Saved entries:
::::

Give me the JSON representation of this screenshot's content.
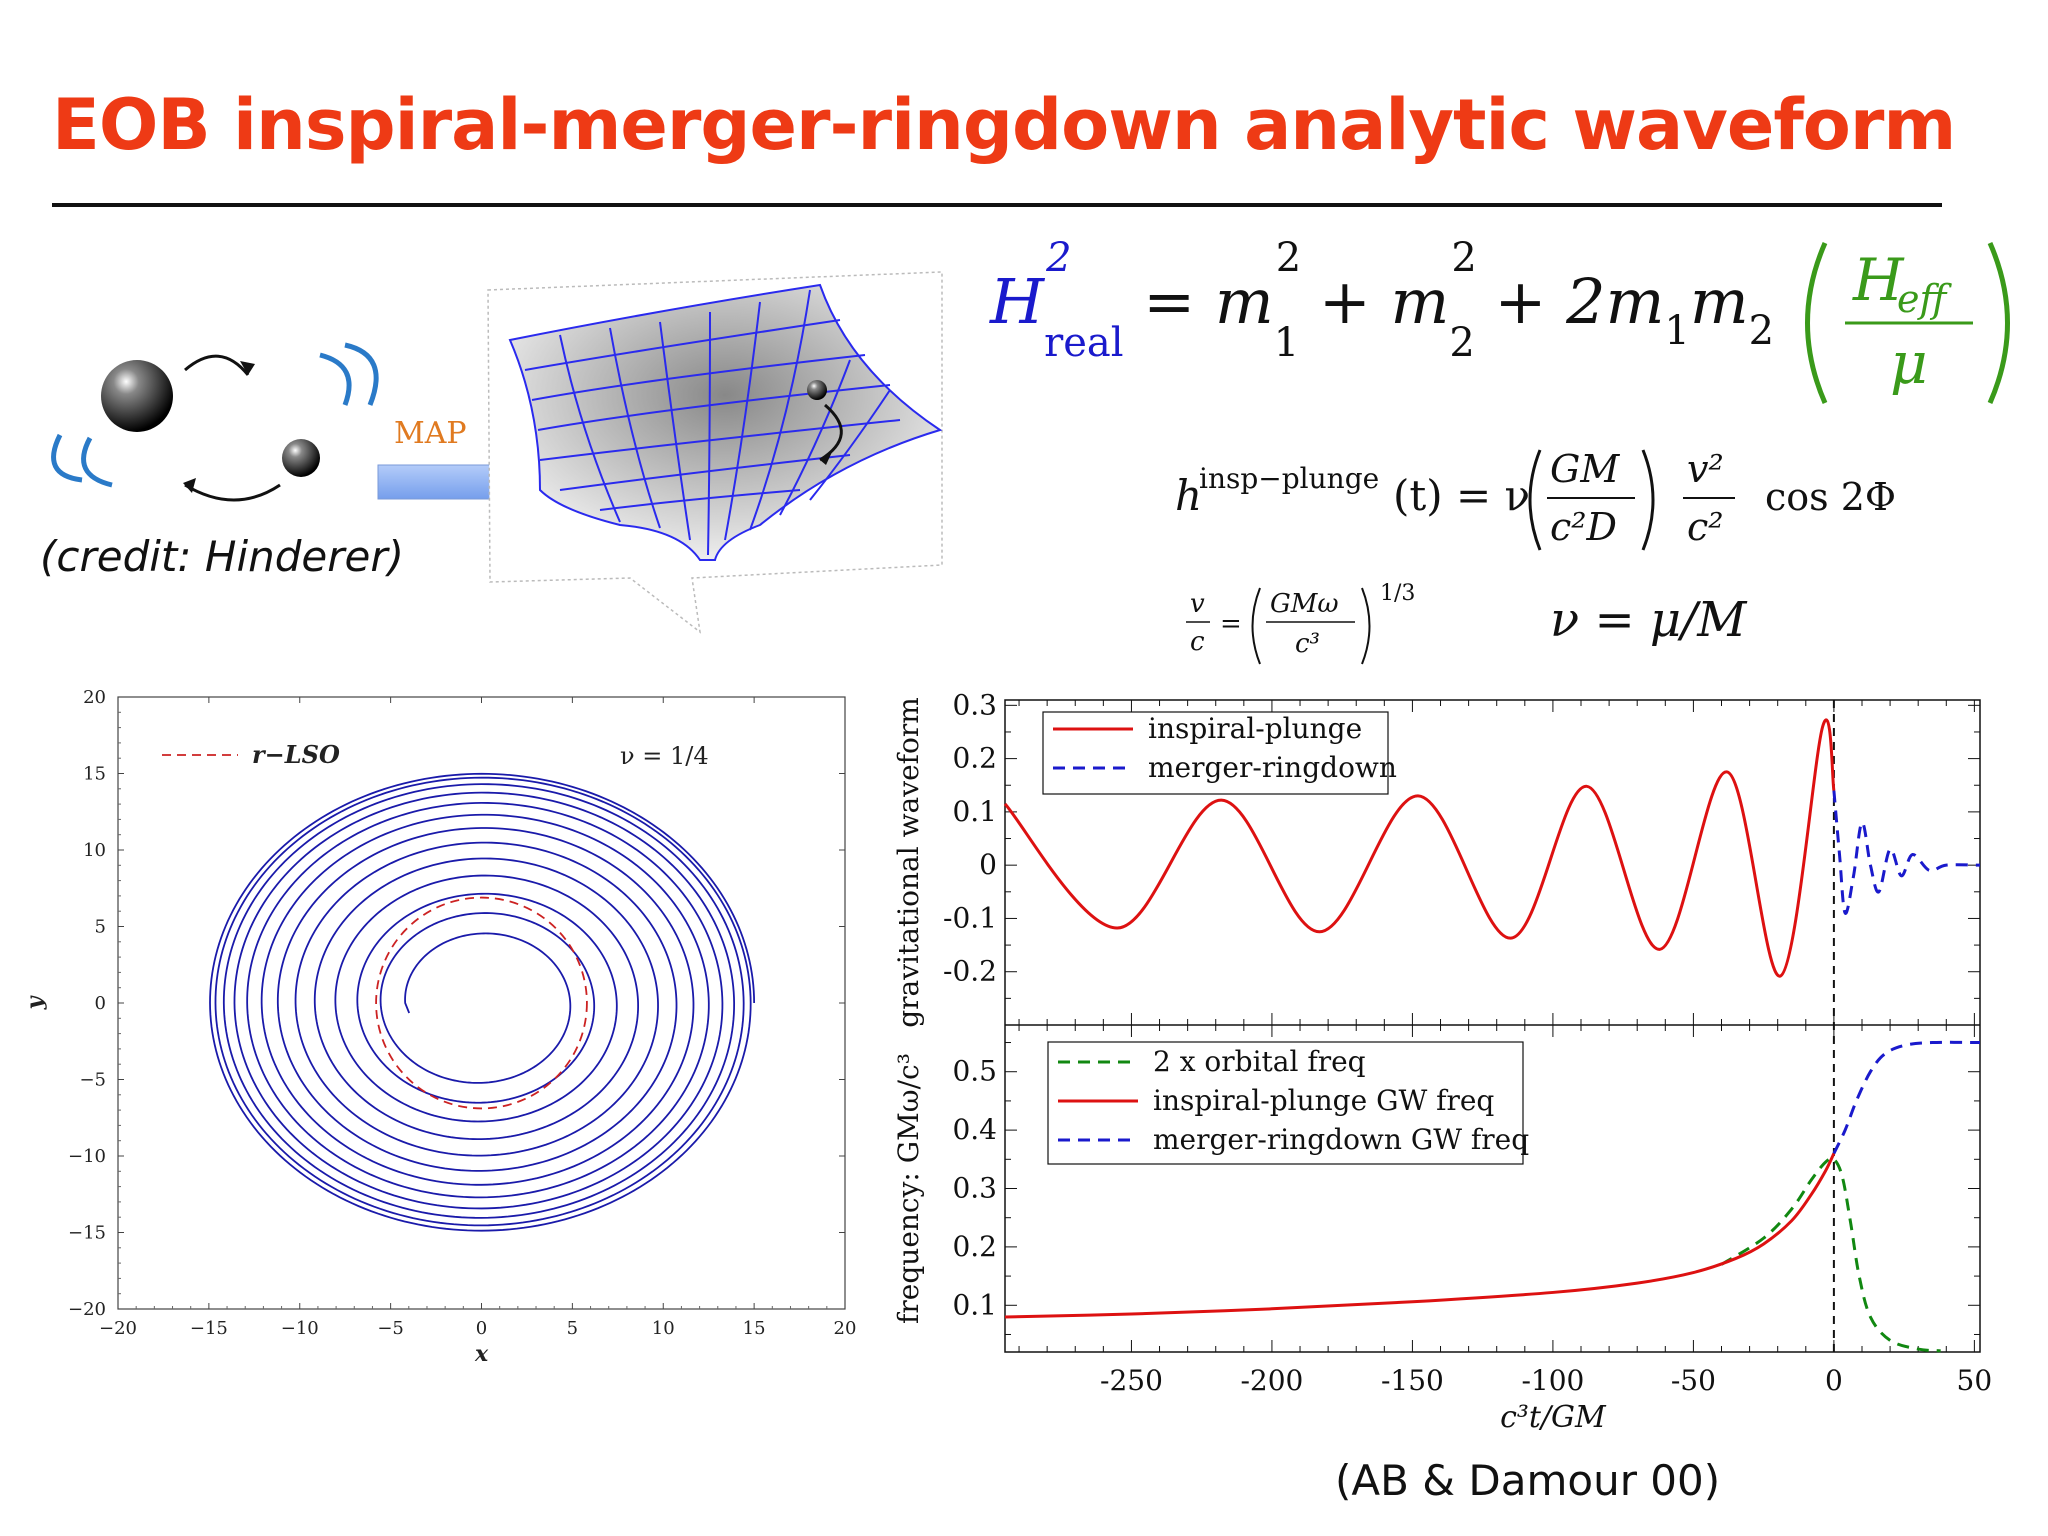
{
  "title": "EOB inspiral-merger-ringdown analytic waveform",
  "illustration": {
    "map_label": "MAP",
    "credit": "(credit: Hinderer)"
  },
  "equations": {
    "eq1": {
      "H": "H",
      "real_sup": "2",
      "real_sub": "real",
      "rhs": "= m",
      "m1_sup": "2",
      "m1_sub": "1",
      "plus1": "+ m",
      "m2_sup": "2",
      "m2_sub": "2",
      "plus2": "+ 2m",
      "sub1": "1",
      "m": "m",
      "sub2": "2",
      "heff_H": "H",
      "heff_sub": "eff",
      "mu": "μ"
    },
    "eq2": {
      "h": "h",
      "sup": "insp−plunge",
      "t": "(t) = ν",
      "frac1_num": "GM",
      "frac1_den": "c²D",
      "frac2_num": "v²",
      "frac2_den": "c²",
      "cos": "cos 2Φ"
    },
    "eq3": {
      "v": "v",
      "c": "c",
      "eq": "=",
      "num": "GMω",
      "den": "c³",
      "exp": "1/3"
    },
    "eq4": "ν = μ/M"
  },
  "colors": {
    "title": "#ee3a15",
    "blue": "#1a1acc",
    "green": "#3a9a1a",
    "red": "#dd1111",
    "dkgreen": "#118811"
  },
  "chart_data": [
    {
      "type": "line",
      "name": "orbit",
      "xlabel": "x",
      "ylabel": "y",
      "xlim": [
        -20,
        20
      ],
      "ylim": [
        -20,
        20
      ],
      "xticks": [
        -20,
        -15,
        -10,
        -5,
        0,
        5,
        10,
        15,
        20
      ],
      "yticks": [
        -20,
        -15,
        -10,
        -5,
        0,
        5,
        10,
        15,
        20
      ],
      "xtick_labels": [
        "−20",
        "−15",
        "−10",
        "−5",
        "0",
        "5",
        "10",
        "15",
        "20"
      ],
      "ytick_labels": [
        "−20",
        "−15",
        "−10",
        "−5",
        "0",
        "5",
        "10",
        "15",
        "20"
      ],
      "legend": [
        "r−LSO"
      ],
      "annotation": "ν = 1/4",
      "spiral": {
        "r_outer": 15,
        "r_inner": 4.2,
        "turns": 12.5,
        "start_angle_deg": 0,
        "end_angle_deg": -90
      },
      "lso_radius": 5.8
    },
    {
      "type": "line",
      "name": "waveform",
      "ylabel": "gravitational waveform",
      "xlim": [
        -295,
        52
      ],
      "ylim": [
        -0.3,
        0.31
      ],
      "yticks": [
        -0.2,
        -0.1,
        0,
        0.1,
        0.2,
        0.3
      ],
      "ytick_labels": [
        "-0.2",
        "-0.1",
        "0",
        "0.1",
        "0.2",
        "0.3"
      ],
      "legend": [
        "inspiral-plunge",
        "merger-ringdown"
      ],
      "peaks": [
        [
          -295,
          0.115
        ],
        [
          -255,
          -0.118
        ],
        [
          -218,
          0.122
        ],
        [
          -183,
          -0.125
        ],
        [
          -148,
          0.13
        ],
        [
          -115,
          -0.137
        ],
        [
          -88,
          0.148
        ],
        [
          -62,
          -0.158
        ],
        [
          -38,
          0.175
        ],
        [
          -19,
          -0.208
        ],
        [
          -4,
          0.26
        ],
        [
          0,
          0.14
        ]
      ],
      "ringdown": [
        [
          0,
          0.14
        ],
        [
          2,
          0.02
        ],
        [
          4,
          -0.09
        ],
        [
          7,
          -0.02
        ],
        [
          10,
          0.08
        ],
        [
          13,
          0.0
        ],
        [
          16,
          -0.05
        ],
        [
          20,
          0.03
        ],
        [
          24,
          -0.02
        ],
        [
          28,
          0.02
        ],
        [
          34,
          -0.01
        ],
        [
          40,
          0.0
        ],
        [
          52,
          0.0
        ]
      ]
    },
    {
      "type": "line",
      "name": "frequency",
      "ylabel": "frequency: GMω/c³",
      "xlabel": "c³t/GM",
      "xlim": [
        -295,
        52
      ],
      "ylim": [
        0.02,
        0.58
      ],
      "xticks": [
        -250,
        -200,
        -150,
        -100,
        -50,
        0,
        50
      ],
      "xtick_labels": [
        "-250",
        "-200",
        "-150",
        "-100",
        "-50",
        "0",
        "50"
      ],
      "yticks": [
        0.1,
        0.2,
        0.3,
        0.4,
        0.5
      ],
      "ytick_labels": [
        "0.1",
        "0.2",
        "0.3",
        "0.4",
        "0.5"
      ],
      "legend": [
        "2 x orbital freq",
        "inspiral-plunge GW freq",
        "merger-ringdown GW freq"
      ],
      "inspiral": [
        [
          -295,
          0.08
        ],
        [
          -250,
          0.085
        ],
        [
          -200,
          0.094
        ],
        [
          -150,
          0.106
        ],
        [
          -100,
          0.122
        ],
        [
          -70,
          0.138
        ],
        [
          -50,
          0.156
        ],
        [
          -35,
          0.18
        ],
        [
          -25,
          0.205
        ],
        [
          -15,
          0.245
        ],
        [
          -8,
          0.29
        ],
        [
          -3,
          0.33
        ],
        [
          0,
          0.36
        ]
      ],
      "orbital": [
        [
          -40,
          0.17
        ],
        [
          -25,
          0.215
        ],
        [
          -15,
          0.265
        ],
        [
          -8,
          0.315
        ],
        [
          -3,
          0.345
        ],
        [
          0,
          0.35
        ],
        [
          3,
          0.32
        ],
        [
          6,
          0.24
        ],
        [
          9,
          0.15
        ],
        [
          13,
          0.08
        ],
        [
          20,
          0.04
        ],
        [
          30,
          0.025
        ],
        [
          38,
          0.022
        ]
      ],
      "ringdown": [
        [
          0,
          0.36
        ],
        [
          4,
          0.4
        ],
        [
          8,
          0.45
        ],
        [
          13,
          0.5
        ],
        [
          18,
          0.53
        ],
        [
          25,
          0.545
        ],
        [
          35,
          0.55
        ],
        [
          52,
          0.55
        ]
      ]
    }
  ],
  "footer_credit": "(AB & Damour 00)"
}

::::

### Instructions for the task:
Every line above should be returned word for word, with the pictures left behind.

### Written response:
Give me the JSON representation of this screenshot's content.
{
  "title": "EOB inspiral-merger-ringdown analytic waveform",
  "illustration": {
    "map_label": "MAP",
    "credit": "(credit: Hinderer)"
  },
  "equations": {
    "eq1": {
      "H": "H",
      "real_sup": "2",
      "real_sub": "real",
      "rhs": "= m",
      "m1_sup": "2",
      "m1_sub": "1",
      "plus1": "+ m",
      "m2_sup": "2",
      "m2_sub": "2",
      "plus2": "+ 2m",
      "sub1": "1",
      "m": "m",
      "sub2": "2",
      "heff_H": "H",
      "heff_sub": "eff",
      "mu": "μ"
    },
    "eq2": {
      "h": "h",
      "sup": "insp−plunge",
      "t": "(t) = ν",
      "frac1_num": "GM",
      "frac1_den": "c²D",
      "frac2_num": "v²",
      "frac2_den": "c²",
      "cos": "cos 2Φ"
    },
    "eq3": {
      "v": "v",
      "c": "c",
      "eq": "=",
      "num": "GMω",
      "den": "c³",
      "exp": "1/3"
    },
    "eq4": "ν = μ/M"
  },
  "colors": {
    "title": "#ee3a15",
    "blue": "#1a1acc",
    "green": "#3a9a1a",
    "red": "#dd1111",
    "dkgreen": "#118811"
  },
  "chart_data": [
    {
      "type": "line",
      "name": "orbit",
      "xlabel": "x",
      "ylabel": "y",
      "xlim": [
        -20,
        20
      ],
      "ylim": [
        -20,
        20
      ],
      "xticks": [
        -20,
        -15,
        -10,
        -5,
        0,
        5,
        10,
        15,
        20
      ],
      "yticks": [
        -20,
        -15,
        -10,
        -5,
        0,
        5,
        10,
        15,
        20
      ],
      "xtick_labels": [
        "−20",
        "−15",
        "−10",
        "−5",
        "0",
        "5",
        "10",
        "15",
        "20"
      ],
      "ytick_labels": [
        "−20",
        "−15",
        "−10",
        "−5",
        "0",
        "5",
        "10",
        "15",
        "20"
      ],
      "legend": [
        "r−LSO"
      ],
      "annotation": "ν = 1/4",
      "spiral": {
        "r_outer": 15,
        "r_inner": 4.2,
        "turns": 12.5,
        "start_angle_deg": 0,
        "end_angle_deg": -90
      },
      "lso_radius": 5.8
    },
    {
      "type": "line",
      "name": "waveform",
      "ylabel": "gravitational waveform",
      "xlim": [
        -295,
        52
      ],
      "ylim": [
        -0.3,
        0.31
      ],
      "yticks": [
        -0.2,
        -0.1,
        0,
        0.1,
        0.2,
        0.3
      ],
      "ytick_labels": [
        "-0.2",
        "-0.1",
        "0",
        "0.1",
        "0.2",
        "0.3"
      ],
      "legend": [
        "inspiral-plunge",
        "merger-ringdown"
      ],
      "peaks": [
        [
          -295,
          0.115
        ],
        [
          -255,
          -0.118
        ],
        [
          -218,
          0.122
        ],
        [
          -183,
          -0.125
        ],
        [
          -148,
          0.13
        ],
        [
          -115,
          -0.137
        ],
        [
          -88,
          0.148
        ],
        [
          -62,
          -0.158
        ],
        [
          -38,
          0.175
        ],
        [
          -19,
          -0.208
        ],
        [
          -4,
          0.26
        ],
        [
          0,
          0.14
        ]
      ],
      "ringdown": [
        [
          0,
          0.14
        ],
        [
          2,
          0.02
        ],
        [
          4,
          -0.09
        ],
        [
          7,
          -0.02
        ],
        [
          10,
          0.08
        ],
        [
          13,
          0.0
        ],
        [
          16,
          -0.05
        ],
        [
          20,
          0.03
        ],
        [
          24,
          -0.02
        ],
        [
          28,
          0.02
        ],
        [
          34,
          -0.01
        ],
        [
          40,
          0.0
        ],
        [
          52,
          0.0
        ]
      ]
    },
    {
      "type": "line",
      "name": "frequency",
      "ylabel": "frequency: GMω/c³",
      "xlabel": "c³t/GM",
      "xlim": [
        -295,
        52
      ],
      "ylim": [
        0.02,
        0.58
      ],
      "xticks": [
        -250,
        -200,
        -150,
        -100,
        -50,
        0,
        50
      ],
      "xtick_labels": [
        "-250",
        "-200",
        "-150",
        "-100",
        "-50",
        "0",
        "50"
      ],
      "yticks": [
        0.1,
        0.2,
        0.3,
        0.4,
        0.5
      ],
      "ytick_labels": [
        "0.1",
        "0.2",
        "0.3",
        "0.4",
        "0.5"
      ],
      "legend": [
        "2 x orbital freq",
        "inspiral-plunge GW freq",
        "merger-ringdown GW freq"
      ],
      "inspiral": [
        [
          -295,
          0.08
        ],
        [
          -250,
          0.085
        ],
        [
          -200,
          0.094
        ],
        [
          -150,
          0.106
        ],
        [
          -100,
          0.122
        ],
        [
          -70,
          0.138
        ],
        [
          -50,
          0.156
        ],
        [
          -35,
          0.18
        ],
        [
          -25,
          0.205
        ],
        [
          -15,
          0.245
        ],
        [
          -8,
          0.29
        ],
        [
          -3,
          0.33
        ],
        [
          0,
          0.36
        ]
      ],
      "orbital": [
        [
          -40,
          0.17
        ],
        [
          -25,
          0.215
        ],
        [
          -15,
          0.265
        ],
        [
          -8,
          0.315
        ],
        [
          -3,
          0.345
        ],
        [
          0,
          0.35
        ],
        [
          3,
          0.32
        ],
        [
          6,
          0.24
        ],
        [
          9,
          0.15
        ],
        [
          13,
          0.08
        ],
        [
          20,
          0.04
        ],
        [
          30,
          0.025
        ],
        [
          38,
          0.022
        ]
      ],
      "ringdown": [
        [
          0,
          0.36
        ],
        [
          4,
          0.4
        ],
        [
          8,
          0.45
        ],
        [
          13,
          0.5
        ],
        [
          18,
          0.53
        ],
        [
          25,
          0.545
        ],
        [
          35,
          0.55
        ],
        [
          52,
          0.55
        ]
      ]
    }
  ],
  "footer_credit": "(AB & Damour 00)"
}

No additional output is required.